- **AIM**
Will you transcribe all the entries word for word, skipping the pictures they hold?
[BEGIN PROVIDED RECORDS]
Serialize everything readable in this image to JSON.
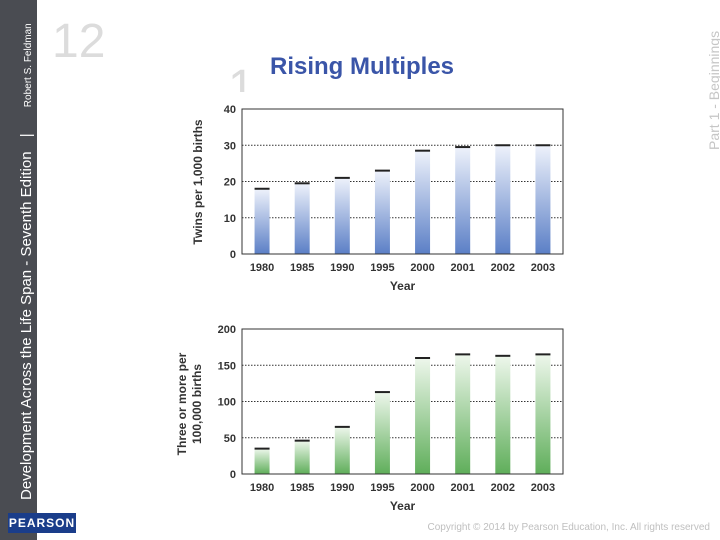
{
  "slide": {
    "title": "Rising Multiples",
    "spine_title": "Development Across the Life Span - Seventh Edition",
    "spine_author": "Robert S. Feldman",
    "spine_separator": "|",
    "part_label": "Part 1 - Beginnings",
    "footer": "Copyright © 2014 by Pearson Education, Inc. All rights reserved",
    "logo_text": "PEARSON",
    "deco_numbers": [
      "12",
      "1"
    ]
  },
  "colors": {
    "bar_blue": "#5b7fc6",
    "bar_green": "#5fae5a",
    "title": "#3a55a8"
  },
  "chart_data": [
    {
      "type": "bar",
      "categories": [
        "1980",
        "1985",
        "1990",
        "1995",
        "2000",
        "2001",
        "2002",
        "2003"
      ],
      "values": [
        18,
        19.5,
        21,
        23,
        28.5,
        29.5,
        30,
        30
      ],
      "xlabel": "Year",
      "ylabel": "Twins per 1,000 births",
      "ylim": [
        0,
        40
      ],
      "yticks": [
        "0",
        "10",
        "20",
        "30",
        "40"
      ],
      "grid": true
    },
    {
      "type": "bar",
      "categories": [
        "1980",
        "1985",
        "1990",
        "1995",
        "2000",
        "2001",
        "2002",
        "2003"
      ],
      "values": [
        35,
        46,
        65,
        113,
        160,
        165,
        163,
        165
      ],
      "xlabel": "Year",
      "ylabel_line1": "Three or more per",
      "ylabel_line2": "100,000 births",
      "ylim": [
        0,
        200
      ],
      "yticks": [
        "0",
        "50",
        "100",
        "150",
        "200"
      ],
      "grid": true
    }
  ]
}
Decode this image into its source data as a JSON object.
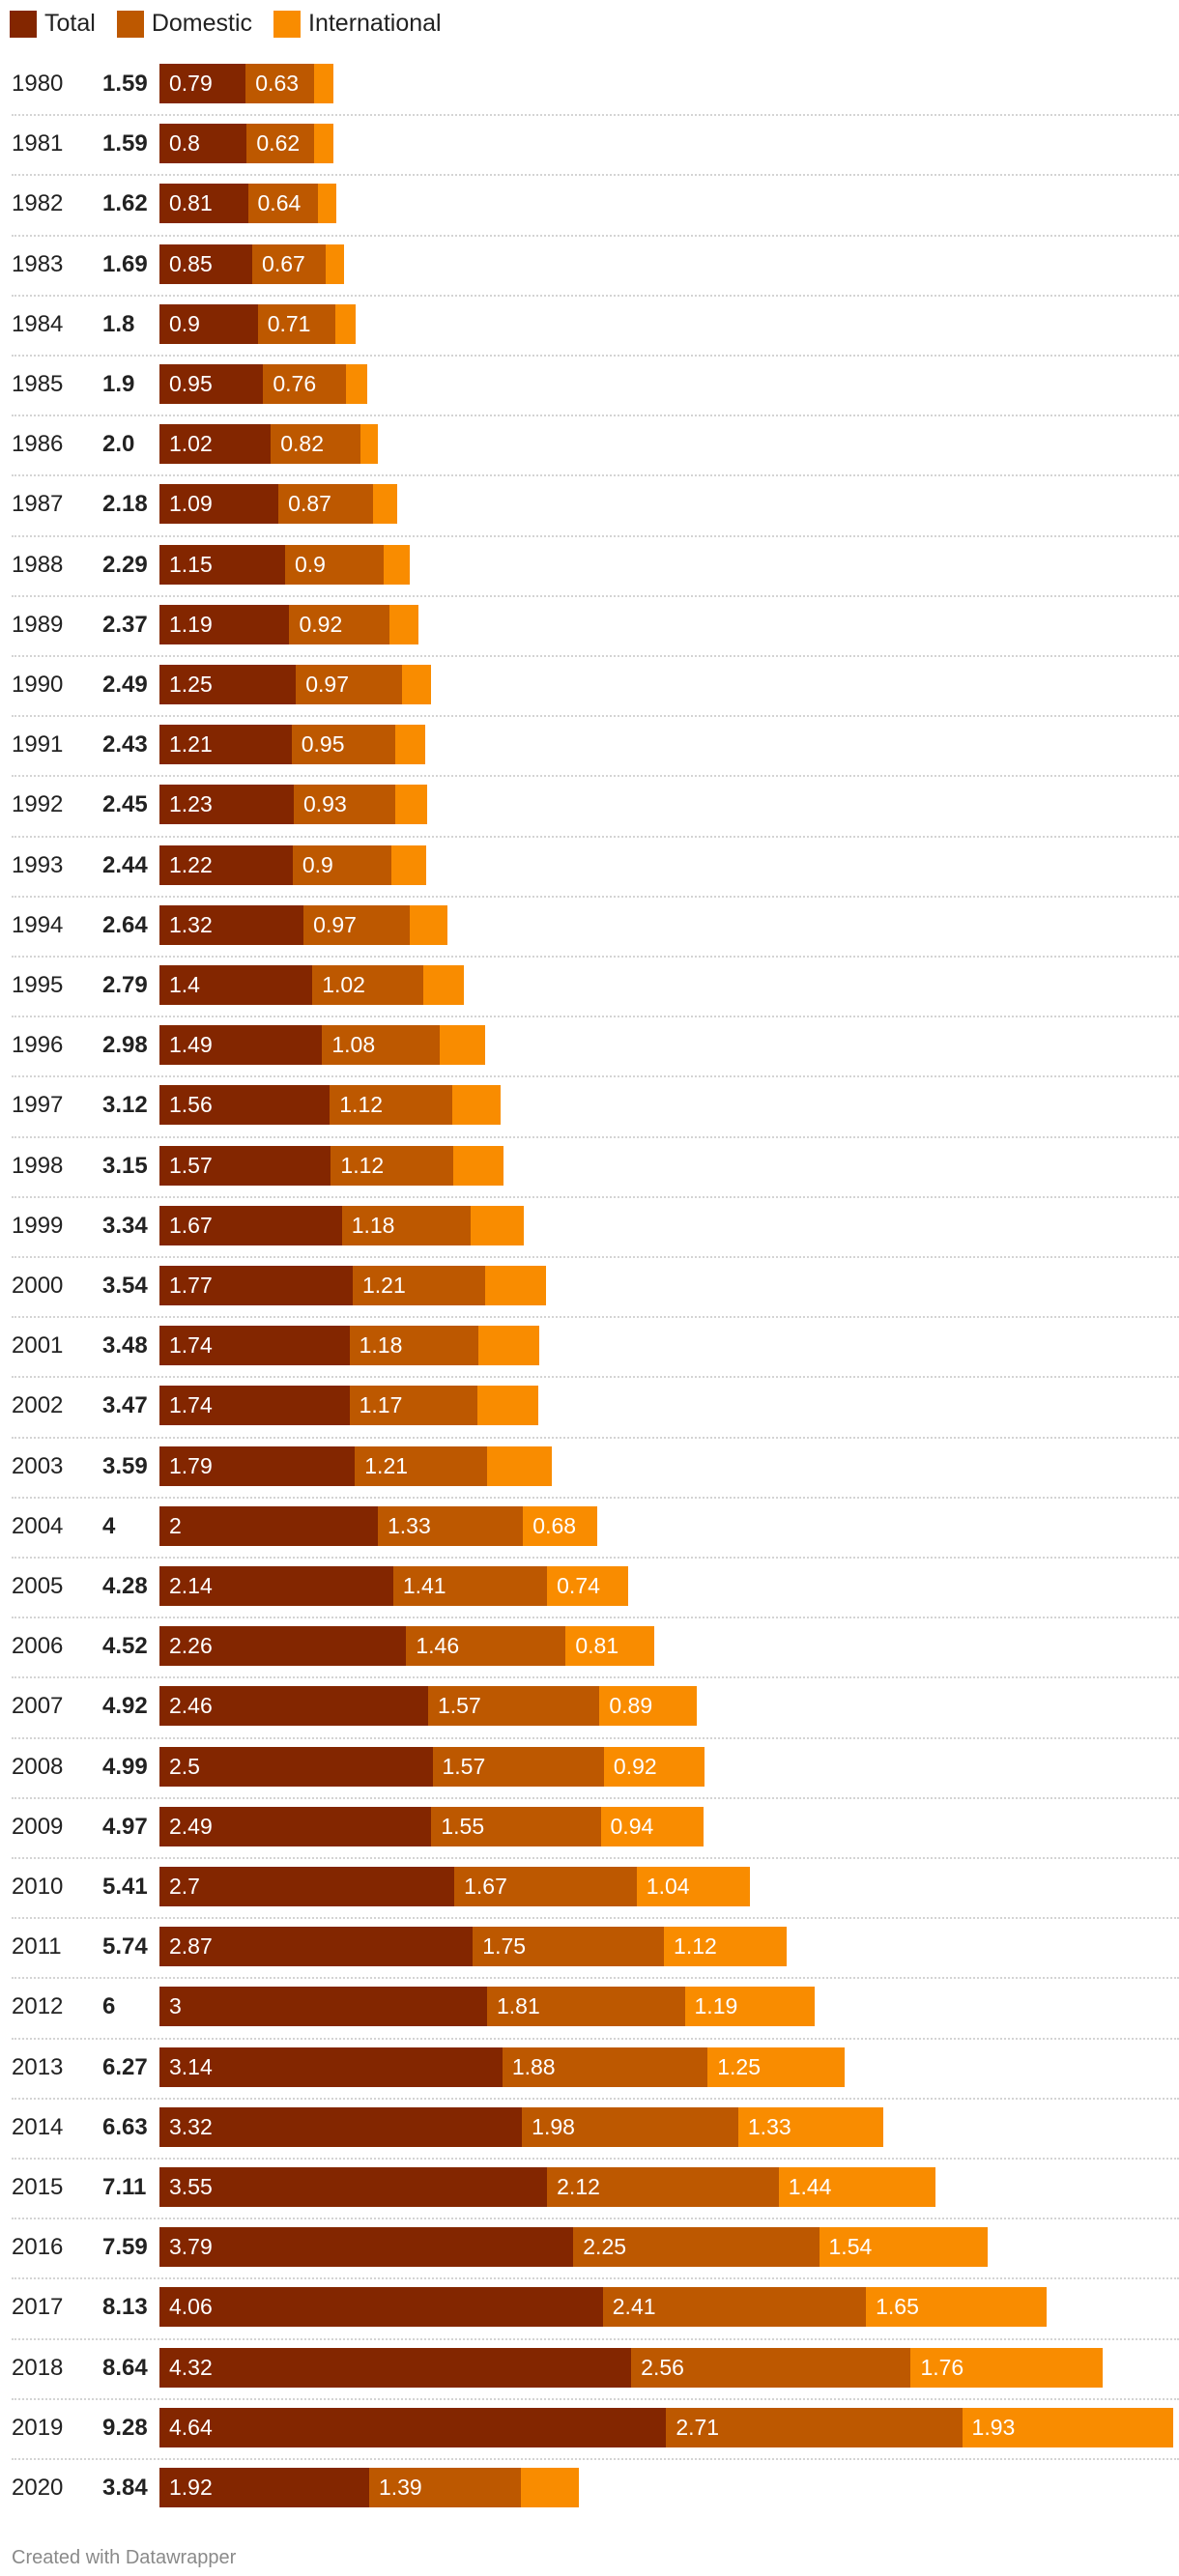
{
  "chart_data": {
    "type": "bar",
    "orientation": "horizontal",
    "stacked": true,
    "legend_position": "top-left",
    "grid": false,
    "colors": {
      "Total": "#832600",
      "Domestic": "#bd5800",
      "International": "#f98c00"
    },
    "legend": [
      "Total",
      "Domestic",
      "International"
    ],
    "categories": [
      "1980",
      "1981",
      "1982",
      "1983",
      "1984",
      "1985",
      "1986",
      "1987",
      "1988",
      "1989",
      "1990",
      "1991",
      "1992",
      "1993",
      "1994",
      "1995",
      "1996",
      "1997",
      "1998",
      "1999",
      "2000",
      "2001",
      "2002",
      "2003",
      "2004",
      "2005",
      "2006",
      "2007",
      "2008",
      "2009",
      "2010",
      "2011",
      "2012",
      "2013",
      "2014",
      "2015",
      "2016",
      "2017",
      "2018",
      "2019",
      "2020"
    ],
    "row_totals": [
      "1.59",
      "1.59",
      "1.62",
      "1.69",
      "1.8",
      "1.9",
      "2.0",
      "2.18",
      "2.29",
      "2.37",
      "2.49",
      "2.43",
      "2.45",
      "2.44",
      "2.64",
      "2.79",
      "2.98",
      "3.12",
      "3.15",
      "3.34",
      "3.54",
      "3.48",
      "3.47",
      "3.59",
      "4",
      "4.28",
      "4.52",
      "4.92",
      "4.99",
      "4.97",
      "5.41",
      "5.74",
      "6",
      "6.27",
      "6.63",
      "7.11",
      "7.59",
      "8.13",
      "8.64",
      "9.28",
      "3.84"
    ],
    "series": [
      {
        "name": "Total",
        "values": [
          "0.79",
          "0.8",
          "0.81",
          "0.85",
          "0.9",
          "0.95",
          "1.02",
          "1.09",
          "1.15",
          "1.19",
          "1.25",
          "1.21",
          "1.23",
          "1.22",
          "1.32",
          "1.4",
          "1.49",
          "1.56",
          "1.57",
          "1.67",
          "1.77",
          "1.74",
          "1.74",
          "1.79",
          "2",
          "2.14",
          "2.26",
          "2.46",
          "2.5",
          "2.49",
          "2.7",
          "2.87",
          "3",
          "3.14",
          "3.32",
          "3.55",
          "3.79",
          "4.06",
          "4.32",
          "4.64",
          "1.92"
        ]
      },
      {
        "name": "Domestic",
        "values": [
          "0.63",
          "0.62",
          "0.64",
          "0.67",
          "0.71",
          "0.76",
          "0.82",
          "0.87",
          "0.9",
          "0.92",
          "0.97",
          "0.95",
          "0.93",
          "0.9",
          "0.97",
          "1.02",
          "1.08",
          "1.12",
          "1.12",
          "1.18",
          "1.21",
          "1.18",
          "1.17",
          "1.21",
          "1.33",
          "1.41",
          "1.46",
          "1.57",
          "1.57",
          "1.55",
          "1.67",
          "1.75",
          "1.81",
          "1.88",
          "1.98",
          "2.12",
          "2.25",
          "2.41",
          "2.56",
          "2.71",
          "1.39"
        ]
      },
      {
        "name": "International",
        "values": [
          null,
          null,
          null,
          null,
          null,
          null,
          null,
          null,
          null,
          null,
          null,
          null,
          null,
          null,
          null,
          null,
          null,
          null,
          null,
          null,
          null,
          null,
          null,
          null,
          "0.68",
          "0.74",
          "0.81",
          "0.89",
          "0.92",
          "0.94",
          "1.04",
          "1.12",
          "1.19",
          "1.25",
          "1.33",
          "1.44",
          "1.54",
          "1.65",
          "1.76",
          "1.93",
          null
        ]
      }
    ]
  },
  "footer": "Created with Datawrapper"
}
[END PROVIDED RECORDS]
- **RESULT FOR THIS TASK**
Serialize everything readable in this image to JSON.
{
  "slide": {
    "title": "Rising Multiples",
    "spine_title": "Development Across the Life Span - Seventh Edition",
    "spine_author": "Robert S. Feldman",
    "spine_separator": "|",
    "part_label": "Part 1 - Beginnings",
    "footer": "Copyright © 2014 by Pearson Education, Inc. All rights reserved",
    "logo_text": "PEARSON",
    "deco_numbers": [
      "12",
      "1"
    ]
  },
  "colors": {
    "bar_blue": "#5b7fc6",
    "bar_green": "#5fae5a",
    "title": "#3a55a8"
  },
  "chart_data": [
    {
      "type": "bar",
      "categories": [
        "1980",
        "1985",
        "1990",
        "1995",
        "2000",
        "2001",
        "2002",
        "2003"
      ],
      "values": [
        18,
        19.5,
        21,
        23,
        28.5,
        29.5,
        30,
        30
      ],
      "xlabel": "Year",
      "ylabel": "Twins per 1,000 births",
      "ylim": [
        0,
        40
      ],
      "yticks": [
        "0",
        "10",
        "20",
        "30",
        "40"
      ],
      "grid": true
    },
    {
      "type": "bar",
      "categories": [
        "1980",
        "1985",
        "1990",
        "1995",
        "2000",
        "2001",
        "2002",
        "2003"
      ],
      "values": [
        35,
        46,
        65,
        113,
        160,
        165,
        163,
        165
      ],
      "xlabel": "Year",
      "ylabel_line1": "Three or more per",
      "ylabel_line2": "100,000 births",
      "ylim": [
        0,
        200
      ],
      "yticks": [
        "0",
        "50",
        "100",
        "150",
        "200"
      ],
      "grid": true
    }
  ]
}
Decode this image into its source data as a JSON object.
{
  "chart_data": {
    "type": "bar",
    "orientation": "horizontal",
    "stacked": true,
    "legend_position": "top-left",
    "grid": false,
    "colors": {
      "Total": "#832600",
      "Domestic": "#bd5800",
      "International": "#f98c00"
    },
    "legend": [
      "Total",
      "Domestic",
      "International"
    ],
    "categories": [
      "1980",
      "1981",
      "1982",
      "1983",
      "1984",
      "1985",
      "1986",
      "1987",
      "1988",
      "1989",
      "1990",
      "1991",
      "1992",
      "1993",
      "1994",
      "1995",
      "1996",
      "1997",
      "1998",
      "1999",
      "2000",
      "2001",
      "2002",
      "2003",
      "2004",
      "2005",
      "2006",
      "2007",
      "2008",
      "2009",
      "2010",
      "2011",
      "2012",
      "2013",
      "2014",
      "2015",
      "2016",
      "2017",
      "2018",
      "2019",
      "2020"
    ],
    "row_totals": [
      "1.59",
      "1.59",
      "1.62",
      "1.69",
      "1.8",
      "1.9",
      "2.0",
      "2.18",
      "2.29",
      "2.37",
      "2.49",
      "2.43",
      "2.45",
      "2.44",
      "2.64",
      "2.79",
      "2.98",
      "3.12",
      "3.15",
      "3.34",
      "3.54",
      "3.48",
      "3.47",
      "3.59",
      "4",
      "4.28",
      "4.52",
      "4.92",
      "4.99",
      "4.97",
      "5.41",
      "5.74",
      "6",
      "6.27",
      "6.63",
      "7.11",
      "7.59",
      "8.13",
      "8.64",
      "9.28",
      "3.84"
    ],
    "series": [
      {
        "name": "Total",
        "values": [
          "0.79",
          "0.8",
          "0.81",
          "0.85",
          "0.9",
          "0.95",
          "1.02",
          "1.09",
          "1.15",
          "1.19",
          "1.25",
          "1.21",
          "1.23",
          "1.22",
          "1.32",
          "1.4",
          "1.49",
          "1.56",
          "1.57",
          "1.67",
          "1.77",
          "1.74",
          "1.74",
          "1.79",
          "2",
          "2.14",
          "2.26",
          "2.46",
          "2.5",
          "2.49",
          "2.7",
          "2.87",
          "3",
          "3.14",
          "3.32",
          "3.55",
          "3.79",
          "4.06",
          "4.32",
          "4.64",
          "1.92"
        ]
      },
      {
        "name": "Domestic",
        "values": [
          "0.63",
          "0.62",
          "0.64",
          "0.67",
          "0.71",
          "0.76",
          "0.82",
          "0.87",
          "0.9",
          "0.92",
          "0.97",
          "0.95",
          "0.93",
          "0.9",
          "0.97",
          "1.02",
          "1.08",
          "1.12",
          "1.12",
          "1.18",
          "1.21",
          "1.18",
          "1.17",
          "1.21",
          "1.33",
          "1.41",
          "1.46",
          "1.57",
          "1.57",
          "1.55",
          "1.67",
          "1.75",
          "1.81",
          "1.88",
          "1.98",
          "2.12",
          "2.25",
          "2.41",
          "2.56",
          "2.71",
          "1.39"
        ]
      },
      {
        "name": "International",
        "values": [
          null,
          null,
          null,
          null,
          null,
          null,
          null,
          null,
          null,
          null,
          null,
          null,
          null,
          null,
          null,
          null,
          null,
          null,
          null,
          null,
          null,
          null,
          null,
          null,
          "0.68",
          "0.74",
          "0.81",
          "0.89",
          "0.92",
          "0.94",
          "1.04",
          "1.12",
          "1.19",
          "1.25",
          "1.33",
          "1.44",
          "1.54",
          "1.65",
          "1.76",
          "1.93",
          null
        ]
      }
    ]
  },
  "footer": "Created with Datawrapper"
}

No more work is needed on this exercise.